[What you have to do]
Please resume the profile of Håkan Alm below, carrying it on from its last sentence.

Håkan Alm spearheads the economic-IT academic combo

Swedish expat in Thailand, Mr Håkan Alm has refocused and returned to the academic world. From IT service provider for the international businesses community and beyond, primarily in Bangkok, for many years including the role as Scandinavian Airlines Systems’ go-to guy in Asia when it came to any IT needs and troubleshooting, he suddenly decided on a game-changer in his career, which today seems to have been forward-thinking.

Because disruption and digitalisation are now changing all sectors significantly, turning old businesses upside down and prompting a strong need to cater for both IT skills and business knowledge.

IT was in 2007 that Håkan took the decision to, albeit late, return to the academic world to further his studies, with the aim of eventually becoming a professor.

“I first registered at Linköping University and then defended my thesis at AIT, Asian Institute of Technology, in Bangkok. Around 2008 I started working part-time as teacher. And since 2013 I’m full time lecturer at University of Borås in Sweden and also responsible for a programme called Business Informatics,” tells Håkan and adds: “Sometimes I name it as Business and IT programme, where they study 50/50 IT and economics courses the first two years and then choose for the third what they want to focus more on, leading to either a Bachelor in Computer Science or a Bachelor in Business.

“I’m pretty senior in the IT business and consultancy world, and relatively junior in the academic world, as I got my Doctor’s Degree as late as in 2014.”

Aside from teaching and some smaller administrative assignments Doctor Alm is today part of a research group called SIIR, Swedish Institute for Innovative Retailing. “We are among other things looking at consumer behaviour, and various forms of technology use to come up with more interesting offline and online shopping experiences. We don’t believe that bricks and mortar shopping will disappear, but that they must develop and become more interesting to survive as that segment evolve. When taking a purchase decision today one does not just enter a shop and buy something. One probably has done some online research first, maybe used a price comparison tool, maybe even taken a photo of the item and published it on social media too see what the friends think. And then, if the feedback is good, one might buy it.”

“Another part is the mobile payment systems and using big data; all companies have enormous amounts of data, but most businesses, including even the largest ones that should be clever, do not really know what to do with all the data. And what we do is to build ways and algorithms to manage data in an effective way.”

Håkan is now able to combine his experience from running a business with academic research – and coming up with commercially viable solutions. And for him this is only natural: “I have a background working as an IT and business consultant for many years and for me when I entered the academic world, I was an industrial doctor candidate, meaning that much of my financing came from my business. And, also now my research is very close to the business world. But one part is of course to publish at scientific conferences and in journals etc. That is needed to, step by step, become a full professor.

[Listed records]
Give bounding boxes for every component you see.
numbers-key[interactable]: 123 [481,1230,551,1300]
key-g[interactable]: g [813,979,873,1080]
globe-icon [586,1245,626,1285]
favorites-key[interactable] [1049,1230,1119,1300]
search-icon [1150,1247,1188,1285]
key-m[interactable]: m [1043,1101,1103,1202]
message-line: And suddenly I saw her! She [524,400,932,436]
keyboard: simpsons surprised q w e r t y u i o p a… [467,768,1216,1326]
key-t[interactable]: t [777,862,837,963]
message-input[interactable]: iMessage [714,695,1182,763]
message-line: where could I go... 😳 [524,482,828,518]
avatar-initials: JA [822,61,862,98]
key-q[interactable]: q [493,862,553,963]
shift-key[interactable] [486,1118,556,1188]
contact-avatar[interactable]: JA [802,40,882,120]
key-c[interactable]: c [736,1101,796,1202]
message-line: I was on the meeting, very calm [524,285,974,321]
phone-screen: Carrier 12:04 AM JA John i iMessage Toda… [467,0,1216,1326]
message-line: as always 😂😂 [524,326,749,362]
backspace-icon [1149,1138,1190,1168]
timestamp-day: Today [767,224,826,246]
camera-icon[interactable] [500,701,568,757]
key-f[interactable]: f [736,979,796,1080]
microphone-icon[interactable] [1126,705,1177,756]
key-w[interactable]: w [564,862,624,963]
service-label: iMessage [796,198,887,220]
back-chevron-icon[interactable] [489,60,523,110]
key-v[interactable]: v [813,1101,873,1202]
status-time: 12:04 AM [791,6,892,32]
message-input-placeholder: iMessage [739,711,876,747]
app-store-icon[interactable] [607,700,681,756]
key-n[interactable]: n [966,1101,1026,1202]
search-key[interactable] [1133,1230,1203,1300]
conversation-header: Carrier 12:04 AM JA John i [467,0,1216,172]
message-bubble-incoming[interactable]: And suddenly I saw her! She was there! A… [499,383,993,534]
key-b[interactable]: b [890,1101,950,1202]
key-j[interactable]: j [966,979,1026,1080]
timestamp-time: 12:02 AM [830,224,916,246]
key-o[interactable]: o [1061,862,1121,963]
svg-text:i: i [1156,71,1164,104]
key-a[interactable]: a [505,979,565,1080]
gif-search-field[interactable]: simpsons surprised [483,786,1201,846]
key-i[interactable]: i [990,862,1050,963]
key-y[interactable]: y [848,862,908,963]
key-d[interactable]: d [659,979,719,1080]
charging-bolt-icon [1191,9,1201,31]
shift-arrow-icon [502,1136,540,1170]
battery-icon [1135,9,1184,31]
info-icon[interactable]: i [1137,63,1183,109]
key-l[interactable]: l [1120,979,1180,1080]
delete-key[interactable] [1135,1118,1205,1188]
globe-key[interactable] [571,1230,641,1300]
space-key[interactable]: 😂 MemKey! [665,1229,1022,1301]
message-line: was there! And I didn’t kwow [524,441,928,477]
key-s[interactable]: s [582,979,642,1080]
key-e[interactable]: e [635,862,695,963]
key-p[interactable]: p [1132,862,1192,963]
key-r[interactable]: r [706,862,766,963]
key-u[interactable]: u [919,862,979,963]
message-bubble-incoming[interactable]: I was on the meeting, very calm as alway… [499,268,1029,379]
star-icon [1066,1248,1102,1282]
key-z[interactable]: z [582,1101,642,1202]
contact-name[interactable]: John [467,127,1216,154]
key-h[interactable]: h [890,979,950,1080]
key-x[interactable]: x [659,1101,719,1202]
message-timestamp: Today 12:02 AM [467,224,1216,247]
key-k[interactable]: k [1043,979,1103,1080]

[Written response]
While Håkan is now employed by a university in Sweden it does not mean he has left Asia behind.

During the autumn 2017 semester the very first batch of exchange students from his programme has studied in Bangkok and a collaboration with universities in Indonesia kicks off next January.

“We have six students studying for one term–most of it business, and mixed with IT–at PIM, Panyapiwat Institute of Management.”

PIM is Thailand’s number one corporate university, under the flagship of CP ALL PCL, with the objective of transferring the knowledge of the business community to students, Interestingly, given what Håkan is spearheading within Sweden’s university world, PIM aims to fill the divide between conventional education and the demands of corporations. PIM sees that in to produce job-ready graduates for today’s disruptive world the main approach must be work-based learning.

“PIM are very close to the industry so they are very good for internships.” comments the Swede.

Meanwhile in Indonesia Borås University has had partnerships, within psychology, with Gunadarma University as well as Gadjah Mada University in Yogjakarta. Now, Håkan and a colleague has revamped this, initially with support from Linneaus Palme scholarships to seek connections and further collaboration opportunities.

“We applied for a larger financing which would mean sending a number of teachers and students to Indonesia and they would do the opposite. And now it focuses on IT even though psychology is still part of it. This means that this financing is for a three-year-period where I’m one of the teachers going to Indonesia to lecture with Indonesian students. And I have a counterpart that will come to Borås and lecture there. And then we’ll have a number of students going in both directions, for exchange studies. So, this will be the first students go there in January.”

“We are also looking at possibly doing research in Indonesia and at PIM Bangkok.”

Commenting further about mobile payment systems and more Hakan says: “We’ve been walking around with plastic cards for forty years and the idea is that one must not do that in the future.

“What I am looking at is going further than mobile payment and digital wallets, in a nutshell.”

“What Sweden is doing now is for example is launching its own electronic currency. Sweden’s national bank was the first in the world to start using bills as currency and might now become the first state to have an electronic currency. Sweden is also expected to be the first cashless country in the world, as early as 2023.”

“And exactly what will happen, with virtual currencies , etc. I am also not a fortune teller! But this is exceptionally interesting, and when things can settle down a bit more and get going and the worst Klondike has passed over and you end up with the serious players left – like what happened in the IT crash at the end of 1990s; there was nothing wrong with the Internet, but quite a lot was wrong with those copying and pasting back then. And one believed back then that sound ways of doing business no longer applied. But it turned out that yes it did; it just it took a bit longer.”

“Something else I am looking at with fascination is leapfrogging. Take a country like Thailand where most people–young, old, rich and poor, highly educated or lacking skills –they all have smart phones. Most of them have never used a PC, but started their internet experience with smart phones, as their first mobiles,” he adds.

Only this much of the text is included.